→ **WHAT THIS TASK INVOLVES**
Would you transcribe the listing that follows, character for character, and omit its images?

Recorded data
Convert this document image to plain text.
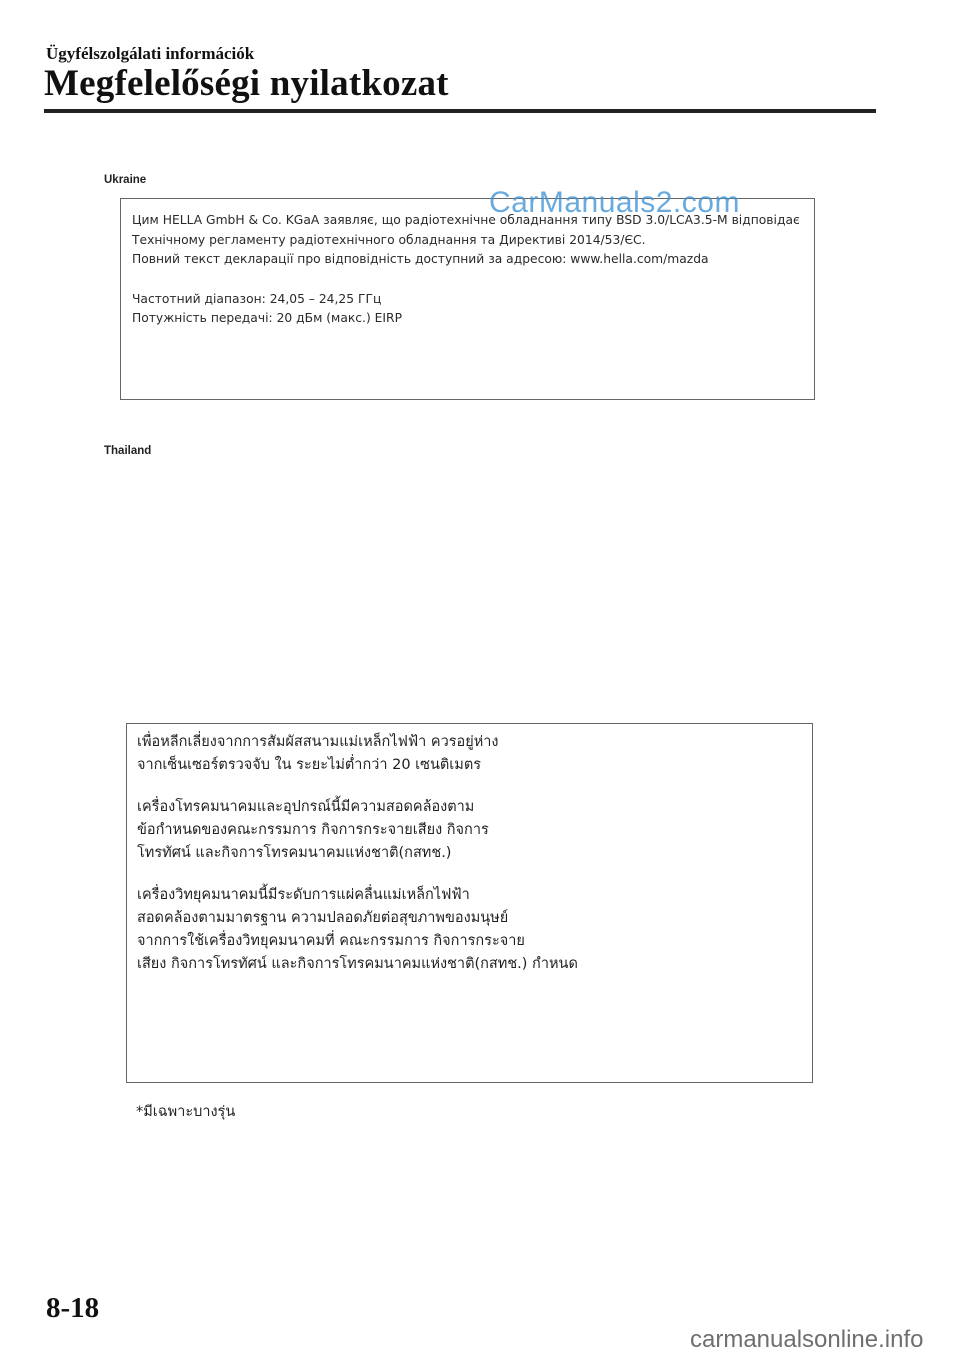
Ügyfélszolgálati információk
Megfelelőségi nyilatkozat
Ukraine

Цим HELLA GmbH & Co. KGaA заявляє, що радіотехнічне обладнання типу BSD 3.0/LCA3.5-M відповідає

Технічному регламенту радіотехнічного обладнання та Директиві 2014/53/ЄС.

Повний текст декларації про відповідність доступний за адресою: www.hella.com/mazda

Частотний діапазон: 24,05 – 24,25 ГГц

Потужність передачі: 20 дБм (макс.) EIRP

CarManuals2.com
Thailand

เพื่อหลีกเลี่ยงจากการสัมผัสสนามแม่เหล็กไฟฟ้า ควรอยู่ห่าง

จากเซ็นเซอร์ตรวจจับ ใน ระยะไม่ต่ำกว่า 20 เซนติเมตร

เครื่องโทรคมนาคมและอุปกรณ์นี้มีความสอดคล้องตาม

ข้อกำหนดของคณะกรรมการ กิจการกระจายเสียง กิจการ

โทรทัศน์ และกิจการโทรคมนาคมแห่งชาติ(กสทช.)

เครื่องวิทยุคมนาคมนี้มีระดับการแผ่คลื่นแม่เหล็กไฟฟ้า

สอดคล้องตามมาตรฐาน ความปลอดภัยต่อสุขภาพของมนุษย์

จากการใช้เครื่องวิทยุคมนาคมที่ คณะกรรมการ กิจการกระจาย

เสียง กิจการโทรทัศน์ และกิจการโทรคมนาคมแห่งชาติ(กสทช.) กำหนด

*มีเฉพาะบางรุ่น
8-18
carmanualsonline.info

→ **FULL OUTPUT**
Convert this document image to plain text.
Ügyfélszolgálati információk
Megfelelőségi nyilatkozat
Ukraine

Цим HELLA GmbH & Co. KGaA заявляє, що радіотехнічне обладнання типу BSD 3.0/LCA3.5-M відповідає

Технічному регламенту радіотехнічного обладнання та Директиві 2014/53/ЄС.

Повний текст декларації про відповідність доступний за адресою: www.hella.com/mazda

Частотний діапазон: 24,05 – 24,25 ГГц

Потужність передачі: 20 дБм (макс.) EIRP

CarManuals2.com
Thailand

เพื่อหลีกเลี่ยงจากการสัมผัสสนามแม่เหล็กไฟฟ้า ควรอยู่ห่าง

จากเซ็นเซอร์ตรวจจับ ใน ระยะไม่ต่ำกว่า 20 เซนติเมตร

เครื่องโทรคมนาคมและอุปกรณ์นี้มีความสอดคล้องตาม

ข้อกำหนดของคณะกรรมการ กิจการกระจายเสียง กิจการ

โทรทัศน์ และกิจการโทรคมนาคมแห่งชาติ(กสทช.)

เครื่องวิทยุคมนาคมนี้มีระดับการแผ่คลื่นแม่เหล็กไฟฟ้า

สอดคล้องตามมาตรฐาน ความปลอดภัยต่อสุขภาพของมนุษย์

จากการใช้เครื่องวิทยุคมนาคมที่ คณะกรรมการ กิจการกระจาย

เสียง กิจการโทรทัศน์ และกิจการโทรคมนาคมแห่งชาติ(กสทช.) กำหนด

*มีเฉพาะบางรุ่น
8-18
carmanualsonline.info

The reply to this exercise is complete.